- _Directive_
Output the records. Match them exactly.
++++++++++++++++++++
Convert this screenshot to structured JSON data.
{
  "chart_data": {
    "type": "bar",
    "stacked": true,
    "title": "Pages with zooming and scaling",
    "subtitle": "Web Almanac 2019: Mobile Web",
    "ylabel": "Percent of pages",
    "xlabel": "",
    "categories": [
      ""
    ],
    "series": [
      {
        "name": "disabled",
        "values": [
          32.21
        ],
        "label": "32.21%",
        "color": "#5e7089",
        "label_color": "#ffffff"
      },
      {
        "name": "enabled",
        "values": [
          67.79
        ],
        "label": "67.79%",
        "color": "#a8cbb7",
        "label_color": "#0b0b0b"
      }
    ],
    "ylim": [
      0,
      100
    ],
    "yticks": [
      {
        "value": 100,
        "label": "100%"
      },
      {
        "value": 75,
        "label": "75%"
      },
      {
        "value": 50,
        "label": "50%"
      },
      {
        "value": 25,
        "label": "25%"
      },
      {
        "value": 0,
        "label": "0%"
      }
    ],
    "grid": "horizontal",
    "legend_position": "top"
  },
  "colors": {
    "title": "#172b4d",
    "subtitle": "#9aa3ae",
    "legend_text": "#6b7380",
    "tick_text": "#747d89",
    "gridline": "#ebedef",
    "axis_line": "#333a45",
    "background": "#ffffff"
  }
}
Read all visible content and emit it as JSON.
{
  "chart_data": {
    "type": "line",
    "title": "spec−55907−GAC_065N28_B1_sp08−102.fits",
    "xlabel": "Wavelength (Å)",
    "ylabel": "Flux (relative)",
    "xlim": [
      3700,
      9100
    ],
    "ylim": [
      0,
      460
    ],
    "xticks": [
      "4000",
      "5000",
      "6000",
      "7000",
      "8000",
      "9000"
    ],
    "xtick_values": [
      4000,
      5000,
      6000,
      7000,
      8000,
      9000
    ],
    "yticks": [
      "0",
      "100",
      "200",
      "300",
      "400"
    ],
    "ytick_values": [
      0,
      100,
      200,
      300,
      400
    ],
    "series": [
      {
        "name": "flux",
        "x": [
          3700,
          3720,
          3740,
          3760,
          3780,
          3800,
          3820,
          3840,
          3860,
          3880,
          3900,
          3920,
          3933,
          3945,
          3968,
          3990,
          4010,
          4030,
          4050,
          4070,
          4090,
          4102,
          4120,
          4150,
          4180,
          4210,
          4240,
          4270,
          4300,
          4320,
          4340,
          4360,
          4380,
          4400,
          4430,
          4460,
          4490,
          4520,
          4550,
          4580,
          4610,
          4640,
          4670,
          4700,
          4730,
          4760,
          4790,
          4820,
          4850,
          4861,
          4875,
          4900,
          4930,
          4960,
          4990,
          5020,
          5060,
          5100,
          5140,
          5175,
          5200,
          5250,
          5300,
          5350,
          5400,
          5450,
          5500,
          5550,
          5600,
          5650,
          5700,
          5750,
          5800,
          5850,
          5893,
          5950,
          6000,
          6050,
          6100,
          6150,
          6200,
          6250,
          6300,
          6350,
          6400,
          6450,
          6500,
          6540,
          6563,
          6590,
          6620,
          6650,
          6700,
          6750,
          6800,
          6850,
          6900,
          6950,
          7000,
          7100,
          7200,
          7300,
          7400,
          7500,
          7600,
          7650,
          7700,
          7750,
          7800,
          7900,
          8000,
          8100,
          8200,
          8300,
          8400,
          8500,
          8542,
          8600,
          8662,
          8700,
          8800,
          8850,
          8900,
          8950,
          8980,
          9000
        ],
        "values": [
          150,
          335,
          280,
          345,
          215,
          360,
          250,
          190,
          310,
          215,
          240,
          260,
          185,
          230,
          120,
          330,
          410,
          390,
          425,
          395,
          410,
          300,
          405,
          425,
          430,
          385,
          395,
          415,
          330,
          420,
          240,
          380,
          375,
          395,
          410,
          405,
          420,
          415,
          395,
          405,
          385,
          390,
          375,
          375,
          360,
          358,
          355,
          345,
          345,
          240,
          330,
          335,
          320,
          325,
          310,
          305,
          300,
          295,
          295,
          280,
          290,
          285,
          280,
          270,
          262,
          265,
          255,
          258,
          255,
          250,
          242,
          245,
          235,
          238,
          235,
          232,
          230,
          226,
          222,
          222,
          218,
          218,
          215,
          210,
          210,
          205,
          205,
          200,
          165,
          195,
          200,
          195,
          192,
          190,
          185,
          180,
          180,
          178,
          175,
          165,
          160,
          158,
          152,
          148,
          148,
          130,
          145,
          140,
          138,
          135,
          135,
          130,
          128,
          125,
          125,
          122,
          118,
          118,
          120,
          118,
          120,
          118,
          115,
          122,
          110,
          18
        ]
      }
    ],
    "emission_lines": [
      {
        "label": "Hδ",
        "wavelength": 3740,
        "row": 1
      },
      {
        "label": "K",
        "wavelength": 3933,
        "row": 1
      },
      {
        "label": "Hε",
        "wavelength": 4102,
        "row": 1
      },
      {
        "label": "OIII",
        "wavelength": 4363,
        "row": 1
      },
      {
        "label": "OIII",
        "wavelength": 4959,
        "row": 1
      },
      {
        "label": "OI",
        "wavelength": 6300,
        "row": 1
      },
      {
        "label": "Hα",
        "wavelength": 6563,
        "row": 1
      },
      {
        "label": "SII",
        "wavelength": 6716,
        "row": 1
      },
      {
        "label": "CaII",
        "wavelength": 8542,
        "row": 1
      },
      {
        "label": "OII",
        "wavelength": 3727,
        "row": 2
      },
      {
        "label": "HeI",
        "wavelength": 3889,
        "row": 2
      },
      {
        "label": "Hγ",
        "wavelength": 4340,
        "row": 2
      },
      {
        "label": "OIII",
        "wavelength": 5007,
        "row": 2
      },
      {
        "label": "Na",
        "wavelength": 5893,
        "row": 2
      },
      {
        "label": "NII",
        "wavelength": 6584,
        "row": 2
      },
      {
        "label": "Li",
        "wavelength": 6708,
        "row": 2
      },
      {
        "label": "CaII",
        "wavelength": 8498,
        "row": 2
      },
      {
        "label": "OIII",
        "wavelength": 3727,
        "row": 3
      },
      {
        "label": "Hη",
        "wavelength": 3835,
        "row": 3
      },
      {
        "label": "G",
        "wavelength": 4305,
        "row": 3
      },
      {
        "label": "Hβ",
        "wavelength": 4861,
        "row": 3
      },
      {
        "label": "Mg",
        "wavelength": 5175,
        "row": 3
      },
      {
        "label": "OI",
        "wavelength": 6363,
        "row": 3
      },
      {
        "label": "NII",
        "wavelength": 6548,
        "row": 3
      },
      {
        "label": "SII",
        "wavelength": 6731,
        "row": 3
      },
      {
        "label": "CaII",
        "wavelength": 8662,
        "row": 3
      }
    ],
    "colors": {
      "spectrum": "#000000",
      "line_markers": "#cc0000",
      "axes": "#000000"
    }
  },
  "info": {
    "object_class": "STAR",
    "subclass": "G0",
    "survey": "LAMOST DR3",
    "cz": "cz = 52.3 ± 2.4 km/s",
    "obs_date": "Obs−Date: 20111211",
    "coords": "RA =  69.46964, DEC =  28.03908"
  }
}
++++++++++++++++++++
- _Written reply_
Convert this screenshot to structured JSON data.
{
  "chart_data": {
    "type": "bar",
    "stacked": true,
    "title": "Pages with zooming and scaling",
    "subtitle": "Web Almanac 2019: Mobile Web",
    "ylabel": "Percent of pages",
    "xlabel": "",
    "categories": [
      ""
    ],
    "series": [
      {
        "name": "disabled",
        "values": [
          32.21
        ],
        "label": "32.21%",
        "color": "#5e7089",
        "label_color": "#ffffff"
      },
      {
        "name": "enabled",
        "values": [
          67.79
        ],
        "label": "67.79%",
        "color": "#a8cbb7",
        "label_color": "#0b0b0b"
      }
    ],
    "ylim": [
      0,
      100
    ],
    "yticks": [
      {
        "value": 100,
        "label": "100%"
      },
      {
        "value": 75,
        "label": "75%"
      },
      {
        "value": 50,
        "label": "50%"
      },
      {
        "value": 25,
        "label": "25%"
      },
      {
        "value": 0,
        "label": "0%"
      }
    ],
    "grid": "horizontal",
    "legend_position": "top"
  },
  "colors": {
    "title": "#172b4d",
    "subtitle": "#9aa3ae",
    "legend_text": "#6b7380",
    "tick_text": "#747d89",
    "gridline": "#ebedef",
    "axis_line": "#333a45",
    "background": "#ffffff"
  }
}
Read all visible content and emit it as JSON.
{
  "chart_data": {
    "type": "line",
    "title": "spec−55907−GAC_065N28_B1_sp08−102.fits",
    "xlabel": "Wavelength (Å)",
    "ylabel": "Flux (relative)",
    "xlim": [
      3700,
      9100
    ],
    "ylim": [
      0,
      460
    ],
    "xticks": [
      "4000",
      "5000",
      "6000",
      "7000",
      "8000",
      "9000"
    ],
    "xtick_values": [
      4000,
      5000,
      6000,
      7000,
      8000,
      9000
    ],
    "yticks": [
      "0",
      "100",
      "200",
      "300",
      "400"
    ],
    "ytick_values": [
      0,
      100,
      200,
      300,
      400
    ],
    "series": [
      {
        "name": "flux",
        "x": [
          3700,
          3720,
          3740,
          3760,
          3780,
          3800,
          3820,
          3840,
          3860,
          3880,
          3900,
          3920,
          3933,
          3945,
          3968,
          3990,
          4010,
          4030,
          4050,
          4070,
          4090,
          4102,
          4120,
          4150,
          4180,
          4210,
          4240,
          4270,
          4300,
          4320,
          4340,
          4360,
          4380,
          4400,
          4430,
          4460,
          4490,
          4520,
          4550,
          4580,
          4610,
          4640,
          4670,
          4700,
          4730,
          4760,
          4790,
          4820,
          4850,
          4861,
          4875,
          4900,
          4930,
          4960,
          4990,
          5020,
          5060,
          5100,
          5140,
          5175,
          5200,
          5250,
          5300,
          5350,
          5400,
          5450,
          5500,
          5550,
          5600,
          5650,
          5700,
          5750,
          5800,
          5850,
          5893,
          5950,
          6000,
          6050,
          6100,
          6150,
          6200,
          6250,
          6300,
          6350,
          6400,
          6450,
          6500,
          6540,
          6563,
          6590,
          6620,
          6650,
          6700,
          6750,
          6800,
          6850,
          6900,
          6950,
          7000,
          7100,
          7200,
          7300,
          7400,
          7500,
          7600,
          7650,
          7700,
          7750,
          7800,
          7900,
          8000,
          8100,
          8200,
          8300,
          8400,
          8500,
          8542,
          8600,
          8662,
          8700,
          8800,
          8850,
          8900,
          8950,
          8980,
          9000
        ],
        "values": [
          150,
          335,
          280,
          345,
          215,
          360,
          250,
          190,
          310,
          215,
          240,
          260,
          185,
          230,
          120,
          330,
          410,
          390,
          425,
          395,
          410,
          300,
          405,
          425,
          430,
          385,
          395,
          415,
          330,
          420,
          240,
          380,
          375,
          395,
          410,
          405,
          420,
          415,
          395,
          405,
          385,
          390,
          375,
          375,
          360,
          358,
          355,
          345,
          345,
          240,
          330,
          335,
          320,
          325,
          310,
          305,
          300,
          295,
          295,
          280,
          290,
          285,
          280,
          270,
          262,
          265,
          255,
          258,
          255,
          250,
          242,
          245,
          235,
          238,
          235,
          232,
          230,
          226,
          222,
          222,
          218,
          218,
          215,
          210,
          210,
          205,
          205,
          200,
          165,
          195,
          200,
          195,
          192,
          190,
          185,
          180,
          180,
          178,
          175,
          165,
          160,
          158,
          152,
          148,
          148,
          130,
          145,
          140,
          138,
          135,
          135,
          130,
          128,
          125,
          125,
          122,
          118,
          118,
          120,
          118,
          120,
          118,
          115,
          122,
          110,
          18
        ]
      }
    ],
    "emission_lines": [
      {
        "label": "Hδ",
        "wavelength": 3740,
        "row": 1
      },
      {
        "label": "K",
        "wavelength": 3933,
        "row": 1
      },
      {
        "label": "Hε",
        "wavelength": 4102,
        "row": 1
      },
      {
        "label": "OIII",
        "wavelength": 4363,
        "row": 1
      },
      {
        "label": "OIII",
        "wavelength": 4959,
        "row": 1
      },
      {
        "label": "OI",
        "wavelength": 6300,
        "row": 1
      },
      {
        "label": "Hα",
        "wavelength": 6563,
        "row": 1
      },
      {
        "label": "SII",
        "wavelength": 6716,
        "row": 1
      },
      {
        "label": "CaII",
        "wavelength": 8542,
        "row": 1
      },
      {
        "label": "OII",
        "wavelength": 3727,
        "row": 2
      },
      {
        "label": "HeI",
        "wavelength": 3889,
        "row": 2
      },
      {
        "label": "Hγ",
        "wavelength": 4340,
        "row": 2
      },
      {
        "label": "OIII",
        "wavelength": 5007,
        "row": 2
      },
      {
        "label": "Na",
        "wavelength": 5893,
        "row": 2
      },
      {
        "label": "NII",
        "wavelength": 6584,
        "row": 2
      },
      {
        "label": "Li",
        "wavelength": 6708,
        "row": 2
      },
      {
        "label": "CaII",
        "wavelength": 8498,
        "row": 2
      },
      {
        "label": "OIII",
        "wavelength": 3727,
        "row": 3
      },
      {
        "label": "Hη",
        "wavelength": 3835,
        "row": 3
      },
      {
        "label": "G",
        "wavelength": 4305,
        "row": 3
      },
      {
        "label": "Hβ",
        "wavelength": 4861,
        "row": 3
      },
      {
        "label": "Mg",
        "wavelength": 5175,
        "row": 3
      },
      {
        "label": "OI",
        "wavelength": 6363,
        "row": 3
      },
      {
        "label": "NII",
        "wavelength": 6548,
        "row": 3
      },
      {
        "label": "SII",
        "wavelength": 6731,
        "row": 3
      },
      {
        "label": "CaII",
        "wavelength": 8662,
        "row": 3
      }
    ],
    "colors": {
      "spectrum": "#000000",
      "line_markers": "#cc0000",
      "axes": "#000000"
    }
  },
  "info": {
    "object_class": "STAR",
    "subclass": "G0",
    "survey": "LAMOST DR3",
    "cz": "cz = 52.3 ± 2.4 km/s",
    "obs_date": "Obs−Date: 20111211",
    "coords": "RA =  69.46964, DEC =  28.03908"
  }
}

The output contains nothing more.